**Given instruction**.
Take every line that has the string "prices" and copy it out.

Source data:
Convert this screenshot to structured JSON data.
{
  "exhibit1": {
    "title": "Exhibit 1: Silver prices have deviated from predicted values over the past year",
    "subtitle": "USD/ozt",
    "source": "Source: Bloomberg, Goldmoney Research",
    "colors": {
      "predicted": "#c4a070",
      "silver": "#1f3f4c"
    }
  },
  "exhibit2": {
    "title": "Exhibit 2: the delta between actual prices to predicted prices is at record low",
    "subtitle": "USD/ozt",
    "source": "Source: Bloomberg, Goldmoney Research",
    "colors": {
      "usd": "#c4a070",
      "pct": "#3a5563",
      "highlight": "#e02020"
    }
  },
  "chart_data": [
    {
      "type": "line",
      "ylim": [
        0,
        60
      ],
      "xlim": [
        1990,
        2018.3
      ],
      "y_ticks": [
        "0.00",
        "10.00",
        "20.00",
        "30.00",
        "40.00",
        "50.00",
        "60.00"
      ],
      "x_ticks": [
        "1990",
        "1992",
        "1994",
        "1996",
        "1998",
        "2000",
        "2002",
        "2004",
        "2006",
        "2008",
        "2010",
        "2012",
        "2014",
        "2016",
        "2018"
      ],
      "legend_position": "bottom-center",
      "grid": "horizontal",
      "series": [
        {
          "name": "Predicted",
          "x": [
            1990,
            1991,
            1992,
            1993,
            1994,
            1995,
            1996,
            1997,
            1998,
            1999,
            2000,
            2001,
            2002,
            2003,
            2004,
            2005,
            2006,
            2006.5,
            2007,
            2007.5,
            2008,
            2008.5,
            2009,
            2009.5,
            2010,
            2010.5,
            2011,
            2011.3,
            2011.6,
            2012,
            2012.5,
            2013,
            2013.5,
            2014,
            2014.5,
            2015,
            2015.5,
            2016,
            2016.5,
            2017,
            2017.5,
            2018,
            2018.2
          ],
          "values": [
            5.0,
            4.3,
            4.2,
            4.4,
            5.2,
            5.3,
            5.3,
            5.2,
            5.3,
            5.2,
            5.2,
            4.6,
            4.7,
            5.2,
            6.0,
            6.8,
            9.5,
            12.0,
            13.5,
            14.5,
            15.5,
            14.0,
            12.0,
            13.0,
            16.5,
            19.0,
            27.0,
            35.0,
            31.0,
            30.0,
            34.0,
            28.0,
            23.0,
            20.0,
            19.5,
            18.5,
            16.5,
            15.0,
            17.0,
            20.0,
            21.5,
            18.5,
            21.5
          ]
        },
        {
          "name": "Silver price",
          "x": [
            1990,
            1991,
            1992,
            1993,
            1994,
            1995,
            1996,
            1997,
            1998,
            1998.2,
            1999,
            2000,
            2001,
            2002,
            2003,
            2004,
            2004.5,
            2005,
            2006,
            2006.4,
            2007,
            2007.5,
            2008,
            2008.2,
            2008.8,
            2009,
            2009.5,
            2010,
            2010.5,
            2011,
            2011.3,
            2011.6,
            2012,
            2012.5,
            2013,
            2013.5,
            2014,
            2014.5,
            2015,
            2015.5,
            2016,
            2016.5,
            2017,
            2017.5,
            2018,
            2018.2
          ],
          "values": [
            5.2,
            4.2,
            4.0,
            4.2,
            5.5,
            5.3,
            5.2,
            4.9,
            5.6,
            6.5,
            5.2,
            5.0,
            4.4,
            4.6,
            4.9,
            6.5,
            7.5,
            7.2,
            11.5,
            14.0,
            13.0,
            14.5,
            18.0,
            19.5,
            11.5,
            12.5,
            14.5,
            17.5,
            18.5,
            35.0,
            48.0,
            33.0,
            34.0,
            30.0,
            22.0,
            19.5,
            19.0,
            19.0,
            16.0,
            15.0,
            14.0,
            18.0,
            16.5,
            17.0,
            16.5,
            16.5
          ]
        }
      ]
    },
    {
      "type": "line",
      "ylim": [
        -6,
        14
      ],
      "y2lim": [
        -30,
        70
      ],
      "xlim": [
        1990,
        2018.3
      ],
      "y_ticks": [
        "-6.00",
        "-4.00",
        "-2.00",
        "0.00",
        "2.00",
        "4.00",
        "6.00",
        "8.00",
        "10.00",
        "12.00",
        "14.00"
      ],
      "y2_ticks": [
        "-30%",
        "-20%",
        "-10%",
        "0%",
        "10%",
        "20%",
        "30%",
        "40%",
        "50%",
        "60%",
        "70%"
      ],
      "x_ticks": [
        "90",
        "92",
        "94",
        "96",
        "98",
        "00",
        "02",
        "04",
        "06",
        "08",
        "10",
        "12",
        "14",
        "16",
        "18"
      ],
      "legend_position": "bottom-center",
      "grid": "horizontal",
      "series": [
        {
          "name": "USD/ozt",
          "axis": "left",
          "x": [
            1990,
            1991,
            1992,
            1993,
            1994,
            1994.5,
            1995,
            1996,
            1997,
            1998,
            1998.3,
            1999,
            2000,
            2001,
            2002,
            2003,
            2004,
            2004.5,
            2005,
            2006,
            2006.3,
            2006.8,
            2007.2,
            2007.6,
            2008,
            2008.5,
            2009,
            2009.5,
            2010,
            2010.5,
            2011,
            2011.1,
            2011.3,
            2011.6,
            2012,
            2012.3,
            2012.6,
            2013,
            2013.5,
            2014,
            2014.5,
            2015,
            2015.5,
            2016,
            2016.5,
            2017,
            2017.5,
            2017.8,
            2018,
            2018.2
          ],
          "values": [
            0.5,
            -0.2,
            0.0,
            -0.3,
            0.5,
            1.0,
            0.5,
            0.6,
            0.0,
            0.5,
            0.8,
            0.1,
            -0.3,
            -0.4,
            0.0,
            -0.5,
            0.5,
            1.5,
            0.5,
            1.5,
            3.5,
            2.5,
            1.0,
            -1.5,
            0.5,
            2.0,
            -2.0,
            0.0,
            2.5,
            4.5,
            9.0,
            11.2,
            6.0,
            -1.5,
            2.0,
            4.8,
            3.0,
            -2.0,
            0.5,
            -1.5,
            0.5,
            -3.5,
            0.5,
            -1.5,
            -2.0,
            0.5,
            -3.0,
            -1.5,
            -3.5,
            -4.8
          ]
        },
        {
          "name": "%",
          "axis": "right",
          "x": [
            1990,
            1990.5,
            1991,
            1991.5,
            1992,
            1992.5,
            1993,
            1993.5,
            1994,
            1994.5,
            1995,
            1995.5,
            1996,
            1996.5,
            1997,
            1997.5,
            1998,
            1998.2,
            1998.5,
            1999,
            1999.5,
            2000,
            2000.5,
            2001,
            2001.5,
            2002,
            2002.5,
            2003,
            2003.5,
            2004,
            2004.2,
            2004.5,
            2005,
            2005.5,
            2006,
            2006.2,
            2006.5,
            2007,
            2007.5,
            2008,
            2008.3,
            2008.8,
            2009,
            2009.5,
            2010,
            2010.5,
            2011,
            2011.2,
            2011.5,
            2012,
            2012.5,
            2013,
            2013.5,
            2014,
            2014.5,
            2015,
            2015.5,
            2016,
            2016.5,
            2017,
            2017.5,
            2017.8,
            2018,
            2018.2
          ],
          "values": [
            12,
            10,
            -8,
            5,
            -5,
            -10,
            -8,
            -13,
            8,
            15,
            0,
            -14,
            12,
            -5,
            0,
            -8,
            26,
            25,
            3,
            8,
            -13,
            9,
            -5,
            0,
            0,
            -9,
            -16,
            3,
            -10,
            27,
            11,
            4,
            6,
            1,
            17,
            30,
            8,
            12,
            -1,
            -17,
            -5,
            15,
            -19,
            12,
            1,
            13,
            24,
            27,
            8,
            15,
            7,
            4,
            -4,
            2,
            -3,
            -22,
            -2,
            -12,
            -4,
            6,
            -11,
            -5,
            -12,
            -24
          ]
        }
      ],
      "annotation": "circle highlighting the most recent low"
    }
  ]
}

**Completed exercise**.
    "title": "Exhibit 1: Silver prices have deviated from predicted values over the past year",
    "title": "Exhibit 2: the delta between actual prices to predicted prices is at record low",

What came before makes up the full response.